(GOAL): Filter these entries, keeping only lines that hold the word "then".

[Stored items from a collection]
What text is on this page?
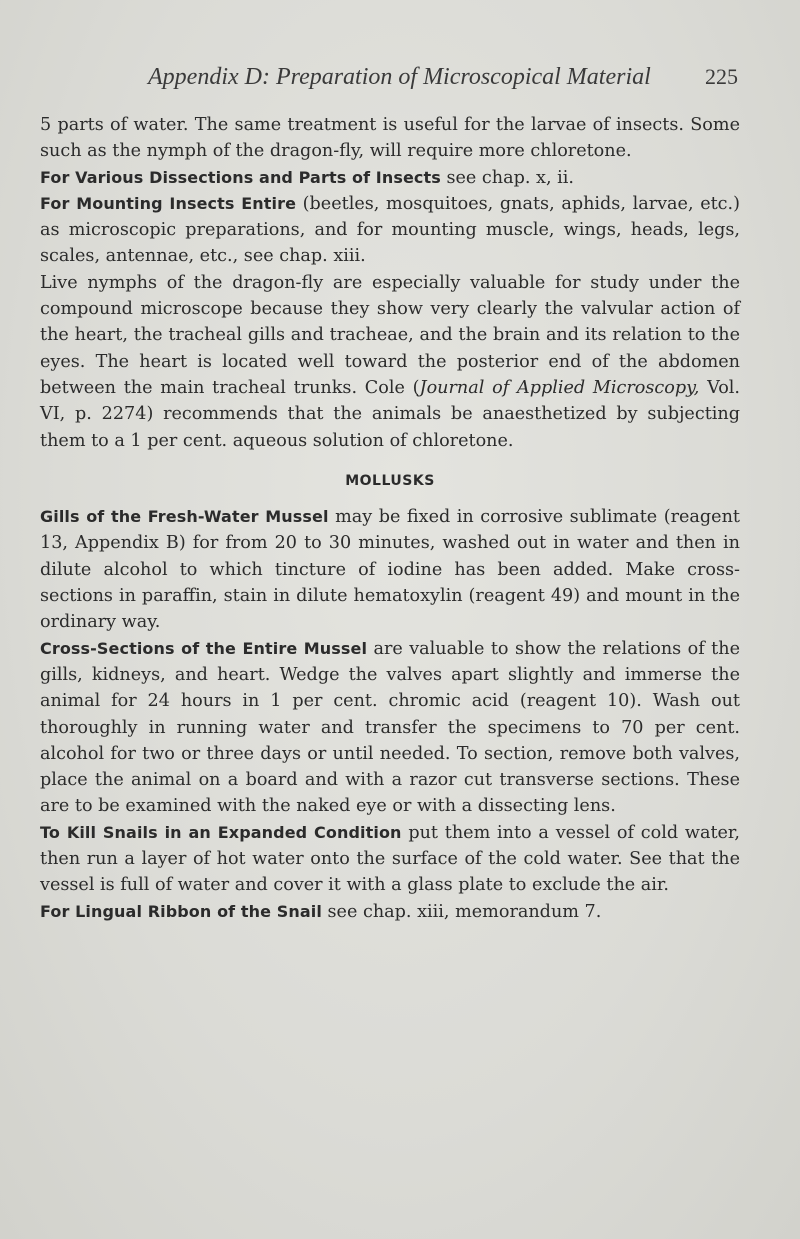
Appendix D: Preparation of Microscopical Material 225

5 parts of water. The same treatment is useful for the larvae of insects. Some such as the nymph of the dragon-fly, will require more chloretone.

For Various Dissections and Parts of Insects see chap. x, ii.

For Mounting Insects Entire (beetles, mosquitoes, gnats, aphids, larvae, etc.) as microscopic preparations, and for mounting muscle, wings, heads, legs, scales, antennae, etc., see chap. xiii.

Live nymphs of the dragon-fly are especially valuable for study under the compound microscope because they show very clearly the valvular action of the heart, the tracheal gills and tracheae, and the brain and its relation to the eyes. The heart is located well toward the posterior end of the abdomen between the main tracheal trunks. Cole (Journal of Applied Microscopy, Vol. VI, p. 2274) recommends that the animals be anaesthetized by subjecting them to a 1 per cent. aqueous solution of chloretone.

MOLLUSKS

Gills of the Fresh-Water Mussel may be fixed in corrosive sublimate (reagent 13, Appendix B) for from 20 to 30 minutes, washed out in water and then in dilute alcohol to which tincture of iodine has been added. Make cross-sections in paraffin, stain in dilute hematoxylin (reagent 49) and mount in the ordinary way.

Cross-Sections of the Entire Mussel are valuable to show the relations of the gills, kidneys, and heart. Wedge the valves apart slightly and immerse the animal for 24 hours in 1 per cent. chromic acid (reagent 10). Wash out thoroughly in running water and transfer the specimens to 70 per cent. alcohol for two or three days or until needed. To section, remove both valves, place the animal on a board and with a razor cut transverse sections. These are to be examined with the naked eye or with a dissecting lens.

To Kill Snails in an Expanded Condition put them into a vessel of cold water, then run a layer of hot water onto the surface of the cold water. See that the vessel is full of water and cover it with a glass plate to exclude the air.

For Lingual Ribbon of the Snail see chap. xiii, memorandum 7.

(COMPLETE ANSWER):
Gills of the Fresh-Water Mussel may be fixed in corrosive sublimate (reagent 13, Appendix B) for from 20 to 30 minutes, washed out in water and then in dilute alcohol to which tincture of iodine has been added. Make cross-sections in paraffin, stain in dilute hematoxylin (reagent 49) and mount in the ordinary way.
To Kill Snails in an Expanded Condition put them into a vessel of cold water, then run a layer of hot water onto the surface of the cold water. See that the vessel is full of water and cover it with a glass plate to exclude the air.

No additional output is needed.